* **PROBLEM DETAILS**: Go through the listing below and gather every line with the word "Seal".

* **DATA PROVIDED**:

+ + + +

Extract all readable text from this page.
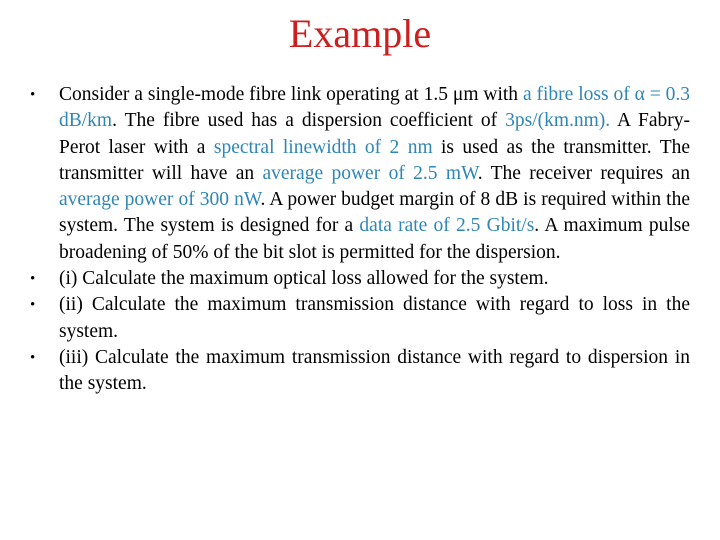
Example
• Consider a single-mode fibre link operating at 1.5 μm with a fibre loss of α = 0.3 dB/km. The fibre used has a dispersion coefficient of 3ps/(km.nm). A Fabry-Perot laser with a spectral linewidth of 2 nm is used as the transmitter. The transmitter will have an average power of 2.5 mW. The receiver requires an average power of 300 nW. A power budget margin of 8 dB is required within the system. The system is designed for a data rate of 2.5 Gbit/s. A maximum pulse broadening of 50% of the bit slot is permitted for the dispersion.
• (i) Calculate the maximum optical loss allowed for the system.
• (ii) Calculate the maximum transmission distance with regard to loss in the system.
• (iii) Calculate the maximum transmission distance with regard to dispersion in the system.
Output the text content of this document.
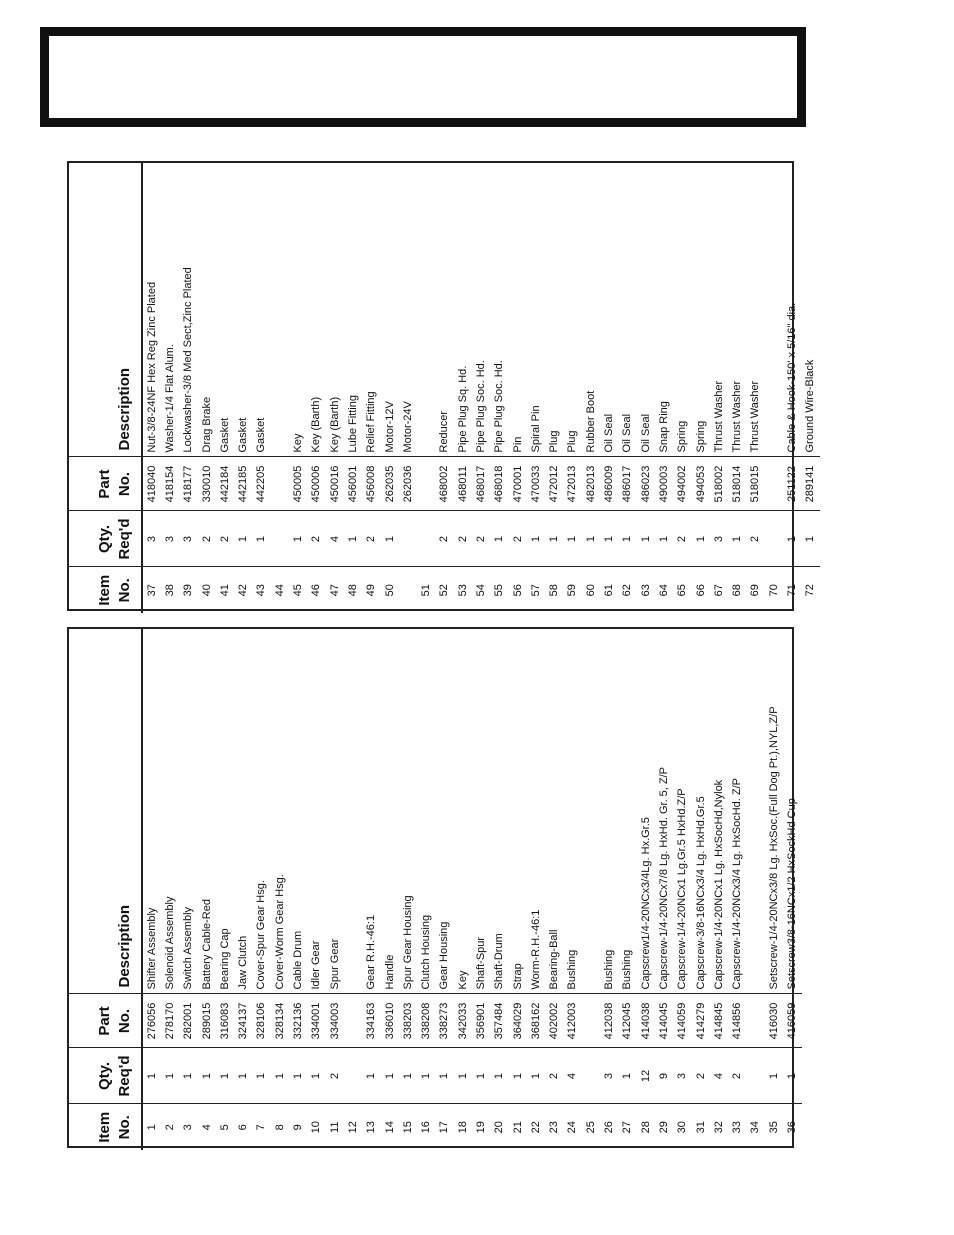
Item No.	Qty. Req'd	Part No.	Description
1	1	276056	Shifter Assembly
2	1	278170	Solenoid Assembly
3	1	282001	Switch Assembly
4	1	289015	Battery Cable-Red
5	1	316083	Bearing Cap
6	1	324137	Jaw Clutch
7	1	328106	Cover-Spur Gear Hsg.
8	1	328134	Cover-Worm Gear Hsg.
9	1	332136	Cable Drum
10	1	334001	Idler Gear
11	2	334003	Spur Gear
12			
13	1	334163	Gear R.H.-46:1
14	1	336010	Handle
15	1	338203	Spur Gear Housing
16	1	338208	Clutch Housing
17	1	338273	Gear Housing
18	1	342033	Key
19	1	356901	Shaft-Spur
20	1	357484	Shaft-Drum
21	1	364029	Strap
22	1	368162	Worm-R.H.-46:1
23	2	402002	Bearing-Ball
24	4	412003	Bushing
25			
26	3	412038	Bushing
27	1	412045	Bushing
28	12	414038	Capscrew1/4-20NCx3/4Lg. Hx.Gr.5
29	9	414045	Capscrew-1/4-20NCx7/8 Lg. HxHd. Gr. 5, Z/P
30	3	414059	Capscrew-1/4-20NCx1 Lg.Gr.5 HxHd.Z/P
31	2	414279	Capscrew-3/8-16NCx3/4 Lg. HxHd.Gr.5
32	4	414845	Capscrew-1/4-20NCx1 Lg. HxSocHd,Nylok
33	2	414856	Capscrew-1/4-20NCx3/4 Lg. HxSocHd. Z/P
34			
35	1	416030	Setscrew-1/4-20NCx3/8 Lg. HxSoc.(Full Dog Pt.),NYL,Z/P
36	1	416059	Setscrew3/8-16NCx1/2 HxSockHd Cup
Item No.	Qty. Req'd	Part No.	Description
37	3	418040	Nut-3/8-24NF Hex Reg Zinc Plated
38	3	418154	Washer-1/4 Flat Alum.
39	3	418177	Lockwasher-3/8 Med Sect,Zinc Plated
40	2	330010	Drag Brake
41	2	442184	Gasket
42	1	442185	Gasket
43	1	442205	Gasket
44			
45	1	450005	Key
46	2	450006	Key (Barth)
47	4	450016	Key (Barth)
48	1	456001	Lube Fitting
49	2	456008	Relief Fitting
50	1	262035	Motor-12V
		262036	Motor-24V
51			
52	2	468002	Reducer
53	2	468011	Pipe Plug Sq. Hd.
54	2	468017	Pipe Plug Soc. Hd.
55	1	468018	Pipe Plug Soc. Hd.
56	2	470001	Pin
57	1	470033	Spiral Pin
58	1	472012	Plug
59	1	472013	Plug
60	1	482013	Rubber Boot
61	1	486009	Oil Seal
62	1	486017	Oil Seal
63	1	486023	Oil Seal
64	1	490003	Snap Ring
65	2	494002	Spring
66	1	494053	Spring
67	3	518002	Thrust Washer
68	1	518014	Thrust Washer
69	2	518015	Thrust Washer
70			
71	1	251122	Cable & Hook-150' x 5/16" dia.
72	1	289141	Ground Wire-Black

+ + + +

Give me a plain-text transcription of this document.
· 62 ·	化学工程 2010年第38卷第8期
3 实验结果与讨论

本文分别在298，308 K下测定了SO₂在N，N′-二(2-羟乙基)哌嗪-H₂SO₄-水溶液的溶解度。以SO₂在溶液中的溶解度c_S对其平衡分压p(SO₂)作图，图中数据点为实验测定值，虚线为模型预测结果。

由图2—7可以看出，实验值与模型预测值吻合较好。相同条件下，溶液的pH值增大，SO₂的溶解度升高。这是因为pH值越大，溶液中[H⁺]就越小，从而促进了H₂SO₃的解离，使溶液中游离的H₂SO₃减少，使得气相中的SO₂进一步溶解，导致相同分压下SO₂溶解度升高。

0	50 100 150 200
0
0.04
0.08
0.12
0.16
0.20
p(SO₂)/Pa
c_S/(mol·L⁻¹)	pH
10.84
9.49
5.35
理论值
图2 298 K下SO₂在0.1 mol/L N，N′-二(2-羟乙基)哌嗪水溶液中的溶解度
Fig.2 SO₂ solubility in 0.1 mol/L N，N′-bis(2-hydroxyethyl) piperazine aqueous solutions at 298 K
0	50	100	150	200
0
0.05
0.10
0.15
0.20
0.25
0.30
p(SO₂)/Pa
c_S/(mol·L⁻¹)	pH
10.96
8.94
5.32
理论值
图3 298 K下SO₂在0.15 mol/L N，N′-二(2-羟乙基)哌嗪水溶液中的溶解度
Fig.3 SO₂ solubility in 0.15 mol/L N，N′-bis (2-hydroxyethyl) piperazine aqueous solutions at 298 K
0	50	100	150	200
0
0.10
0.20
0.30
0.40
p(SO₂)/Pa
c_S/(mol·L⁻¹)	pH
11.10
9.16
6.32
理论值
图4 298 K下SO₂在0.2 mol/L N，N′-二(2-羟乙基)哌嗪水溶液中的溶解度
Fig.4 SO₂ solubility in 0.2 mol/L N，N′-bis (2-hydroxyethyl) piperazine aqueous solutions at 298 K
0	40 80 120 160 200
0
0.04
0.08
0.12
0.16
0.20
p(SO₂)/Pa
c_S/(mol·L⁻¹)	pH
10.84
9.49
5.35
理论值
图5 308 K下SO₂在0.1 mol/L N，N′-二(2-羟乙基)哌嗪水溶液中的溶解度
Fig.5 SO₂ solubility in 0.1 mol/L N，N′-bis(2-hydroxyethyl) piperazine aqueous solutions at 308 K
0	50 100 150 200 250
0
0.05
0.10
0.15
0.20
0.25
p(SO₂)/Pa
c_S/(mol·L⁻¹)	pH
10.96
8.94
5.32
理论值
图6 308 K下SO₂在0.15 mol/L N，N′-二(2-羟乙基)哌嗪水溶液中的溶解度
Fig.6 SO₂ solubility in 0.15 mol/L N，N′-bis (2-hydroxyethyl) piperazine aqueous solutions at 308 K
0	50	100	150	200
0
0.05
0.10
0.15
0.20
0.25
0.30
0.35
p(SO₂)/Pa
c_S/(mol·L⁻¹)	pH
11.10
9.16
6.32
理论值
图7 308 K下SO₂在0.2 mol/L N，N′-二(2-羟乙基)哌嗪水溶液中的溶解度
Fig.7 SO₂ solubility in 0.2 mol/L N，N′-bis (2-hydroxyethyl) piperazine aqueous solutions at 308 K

+ + + +

* **ANSWER TO THE PROBLEM**:
61	1	486009	Oil Seal
62	1	486017	Oil Seal
63	1	486023	Oil Seal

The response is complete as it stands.